◆ What the task asks:
Find the lines with "navigation" in them and copy them out.

◆ Records for the task:
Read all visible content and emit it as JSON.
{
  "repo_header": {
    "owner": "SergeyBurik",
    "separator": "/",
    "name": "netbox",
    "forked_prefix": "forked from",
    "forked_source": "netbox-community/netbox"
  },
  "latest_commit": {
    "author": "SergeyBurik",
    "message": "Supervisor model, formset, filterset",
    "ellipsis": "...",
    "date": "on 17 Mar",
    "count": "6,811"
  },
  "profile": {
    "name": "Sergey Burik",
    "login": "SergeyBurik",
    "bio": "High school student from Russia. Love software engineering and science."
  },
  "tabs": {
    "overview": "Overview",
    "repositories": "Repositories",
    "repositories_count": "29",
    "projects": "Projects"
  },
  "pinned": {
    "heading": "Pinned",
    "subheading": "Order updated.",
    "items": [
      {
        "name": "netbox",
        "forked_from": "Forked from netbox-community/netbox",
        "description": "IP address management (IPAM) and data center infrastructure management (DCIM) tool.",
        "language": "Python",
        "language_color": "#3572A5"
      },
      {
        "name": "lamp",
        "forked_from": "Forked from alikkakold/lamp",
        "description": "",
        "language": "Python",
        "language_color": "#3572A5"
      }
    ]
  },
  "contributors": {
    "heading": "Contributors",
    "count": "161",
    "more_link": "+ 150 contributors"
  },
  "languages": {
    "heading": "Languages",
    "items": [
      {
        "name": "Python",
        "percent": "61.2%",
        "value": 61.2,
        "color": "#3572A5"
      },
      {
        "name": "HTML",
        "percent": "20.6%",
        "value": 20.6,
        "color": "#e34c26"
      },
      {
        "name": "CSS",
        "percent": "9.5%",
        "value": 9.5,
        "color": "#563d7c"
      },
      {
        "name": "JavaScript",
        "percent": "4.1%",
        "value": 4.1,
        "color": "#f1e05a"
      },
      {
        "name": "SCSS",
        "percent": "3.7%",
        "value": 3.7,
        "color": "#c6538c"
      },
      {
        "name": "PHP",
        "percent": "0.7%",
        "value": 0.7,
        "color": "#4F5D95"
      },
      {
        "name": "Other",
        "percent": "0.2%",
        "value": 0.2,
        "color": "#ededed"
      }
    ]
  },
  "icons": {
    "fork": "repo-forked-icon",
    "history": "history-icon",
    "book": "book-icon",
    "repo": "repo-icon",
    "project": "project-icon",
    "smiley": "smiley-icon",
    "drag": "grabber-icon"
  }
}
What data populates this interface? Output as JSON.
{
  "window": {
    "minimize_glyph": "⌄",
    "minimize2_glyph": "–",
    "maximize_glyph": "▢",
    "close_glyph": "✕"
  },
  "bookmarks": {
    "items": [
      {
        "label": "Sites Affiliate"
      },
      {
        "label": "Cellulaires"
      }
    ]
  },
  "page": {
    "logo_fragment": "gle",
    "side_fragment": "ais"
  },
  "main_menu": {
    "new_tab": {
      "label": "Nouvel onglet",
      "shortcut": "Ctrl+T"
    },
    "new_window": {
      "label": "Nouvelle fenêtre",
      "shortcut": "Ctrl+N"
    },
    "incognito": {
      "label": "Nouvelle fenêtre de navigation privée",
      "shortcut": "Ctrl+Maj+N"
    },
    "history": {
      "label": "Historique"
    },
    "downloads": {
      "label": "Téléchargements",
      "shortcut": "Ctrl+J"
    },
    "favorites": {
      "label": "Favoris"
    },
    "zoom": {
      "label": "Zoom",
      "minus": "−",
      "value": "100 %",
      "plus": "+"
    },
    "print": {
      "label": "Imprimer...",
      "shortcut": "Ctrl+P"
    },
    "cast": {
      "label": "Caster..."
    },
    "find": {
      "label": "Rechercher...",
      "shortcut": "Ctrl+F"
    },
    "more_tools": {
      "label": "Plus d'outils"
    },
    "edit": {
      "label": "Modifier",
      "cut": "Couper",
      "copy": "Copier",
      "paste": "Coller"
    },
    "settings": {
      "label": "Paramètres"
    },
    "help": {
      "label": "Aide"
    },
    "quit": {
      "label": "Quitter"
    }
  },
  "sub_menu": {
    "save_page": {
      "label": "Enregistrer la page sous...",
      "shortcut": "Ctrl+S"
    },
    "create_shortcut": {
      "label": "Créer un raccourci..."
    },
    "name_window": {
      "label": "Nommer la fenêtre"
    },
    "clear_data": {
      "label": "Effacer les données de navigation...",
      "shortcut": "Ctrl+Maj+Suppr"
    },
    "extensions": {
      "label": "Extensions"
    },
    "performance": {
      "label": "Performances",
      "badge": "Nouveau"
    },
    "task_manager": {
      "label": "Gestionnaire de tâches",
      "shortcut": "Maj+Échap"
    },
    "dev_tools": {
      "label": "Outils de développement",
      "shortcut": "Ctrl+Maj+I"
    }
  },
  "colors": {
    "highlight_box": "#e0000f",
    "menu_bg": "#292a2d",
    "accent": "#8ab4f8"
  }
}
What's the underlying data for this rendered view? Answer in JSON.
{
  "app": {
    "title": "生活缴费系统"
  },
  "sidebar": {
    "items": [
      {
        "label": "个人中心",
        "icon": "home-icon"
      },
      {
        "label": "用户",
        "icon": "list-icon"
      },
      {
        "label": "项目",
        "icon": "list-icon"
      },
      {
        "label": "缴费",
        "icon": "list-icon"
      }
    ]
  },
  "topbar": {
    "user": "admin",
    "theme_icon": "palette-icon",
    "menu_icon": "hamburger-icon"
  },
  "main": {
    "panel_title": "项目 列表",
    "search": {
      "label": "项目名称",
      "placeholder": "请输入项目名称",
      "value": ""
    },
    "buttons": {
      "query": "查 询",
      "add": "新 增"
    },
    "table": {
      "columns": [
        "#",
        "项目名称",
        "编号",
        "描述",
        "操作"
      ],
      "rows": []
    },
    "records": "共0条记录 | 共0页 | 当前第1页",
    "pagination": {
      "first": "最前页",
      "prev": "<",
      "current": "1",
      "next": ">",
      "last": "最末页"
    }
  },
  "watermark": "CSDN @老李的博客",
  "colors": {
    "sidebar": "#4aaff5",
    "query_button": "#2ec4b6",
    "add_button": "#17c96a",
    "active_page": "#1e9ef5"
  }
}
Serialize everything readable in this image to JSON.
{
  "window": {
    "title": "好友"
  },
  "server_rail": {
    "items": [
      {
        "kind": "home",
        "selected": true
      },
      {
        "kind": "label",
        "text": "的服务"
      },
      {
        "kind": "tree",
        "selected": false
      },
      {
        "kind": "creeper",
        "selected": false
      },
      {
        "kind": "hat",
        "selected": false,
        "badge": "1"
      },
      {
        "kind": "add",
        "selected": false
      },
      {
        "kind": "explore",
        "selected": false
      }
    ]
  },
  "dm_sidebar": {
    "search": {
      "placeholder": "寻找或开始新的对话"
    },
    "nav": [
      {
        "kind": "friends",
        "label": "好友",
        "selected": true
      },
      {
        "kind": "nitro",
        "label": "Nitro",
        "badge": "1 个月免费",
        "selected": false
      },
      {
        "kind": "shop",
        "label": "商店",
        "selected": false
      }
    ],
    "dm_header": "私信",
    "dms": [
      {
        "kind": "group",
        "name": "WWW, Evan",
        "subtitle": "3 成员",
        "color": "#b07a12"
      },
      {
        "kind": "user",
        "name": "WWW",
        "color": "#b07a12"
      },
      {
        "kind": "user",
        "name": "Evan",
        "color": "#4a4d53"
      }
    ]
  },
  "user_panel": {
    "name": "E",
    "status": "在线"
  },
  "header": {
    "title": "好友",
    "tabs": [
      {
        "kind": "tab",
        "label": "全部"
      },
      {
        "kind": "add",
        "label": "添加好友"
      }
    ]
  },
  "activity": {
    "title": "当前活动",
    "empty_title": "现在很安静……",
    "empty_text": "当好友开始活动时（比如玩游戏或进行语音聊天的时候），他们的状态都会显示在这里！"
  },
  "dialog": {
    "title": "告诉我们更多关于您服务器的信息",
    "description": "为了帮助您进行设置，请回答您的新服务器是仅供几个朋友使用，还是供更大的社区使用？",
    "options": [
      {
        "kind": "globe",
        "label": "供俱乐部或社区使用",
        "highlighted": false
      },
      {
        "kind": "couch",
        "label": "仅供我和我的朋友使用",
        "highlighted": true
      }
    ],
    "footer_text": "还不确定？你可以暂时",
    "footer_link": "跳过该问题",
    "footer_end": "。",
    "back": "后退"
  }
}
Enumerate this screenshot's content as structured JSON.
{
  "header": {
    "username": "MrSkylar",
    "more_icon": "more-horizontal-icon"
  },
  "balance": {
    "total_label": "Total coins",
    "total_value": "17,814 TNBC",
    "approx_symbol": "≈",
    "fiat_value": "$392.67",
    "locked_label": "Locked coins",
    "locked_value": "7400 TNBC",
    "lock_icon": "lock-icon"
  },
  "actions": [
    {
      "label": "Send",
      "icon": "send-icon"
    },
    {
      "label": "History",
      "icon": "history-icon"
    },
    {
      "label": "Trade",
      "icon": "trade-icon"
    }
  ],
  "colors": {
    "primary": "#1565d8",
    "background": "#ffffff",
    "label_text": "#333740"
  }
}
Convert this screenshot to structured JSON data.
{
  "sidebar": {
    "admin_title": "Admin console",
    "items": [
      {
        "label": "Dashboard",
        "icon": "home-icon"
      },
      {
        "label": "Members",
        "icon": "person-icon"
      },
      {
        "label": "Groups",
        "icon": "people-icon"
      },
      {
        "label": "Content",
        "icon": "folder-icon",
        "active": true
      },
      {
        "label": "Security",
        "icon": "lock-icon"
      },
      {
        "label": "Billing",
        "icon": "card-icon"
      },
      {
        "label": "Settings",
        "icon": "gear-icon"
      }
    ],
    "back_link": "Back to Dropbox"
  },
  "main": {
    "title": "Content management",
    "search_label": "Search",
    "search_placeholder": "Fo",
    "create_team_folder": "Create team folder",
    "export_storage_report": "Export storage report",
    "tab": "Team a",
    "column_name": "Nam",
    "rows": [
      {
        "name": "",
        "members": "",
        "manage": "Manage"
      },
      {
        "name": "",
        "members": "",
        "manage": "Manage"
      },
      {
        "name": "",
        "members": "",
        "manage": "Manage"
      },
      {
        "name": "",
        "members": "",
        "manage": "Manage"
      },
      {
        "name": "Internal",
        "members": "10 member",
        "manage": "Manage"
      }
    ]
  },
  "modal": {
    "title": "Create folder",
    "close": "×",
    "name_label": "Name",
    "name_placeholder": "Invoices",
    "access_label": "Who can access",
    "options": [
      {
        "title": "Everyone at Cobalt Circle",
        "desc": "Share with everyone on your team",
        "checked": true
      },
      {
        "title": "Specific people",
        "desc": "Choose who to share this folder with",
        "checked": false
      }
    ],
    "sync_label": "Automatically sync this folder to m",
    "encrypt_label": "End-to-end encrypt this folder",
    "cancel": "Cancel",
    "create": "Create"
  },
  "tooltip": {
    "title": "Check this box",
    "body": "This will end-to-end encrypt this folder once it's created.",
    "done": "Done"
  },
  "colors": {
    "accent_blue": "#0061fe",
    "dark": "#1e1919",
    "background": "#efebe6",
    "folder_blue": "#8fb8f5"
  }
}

◆ Task result:
      "label": "Nouvelle fenêtre de navigation privée",
      "label": "Effacer les données de navigation...",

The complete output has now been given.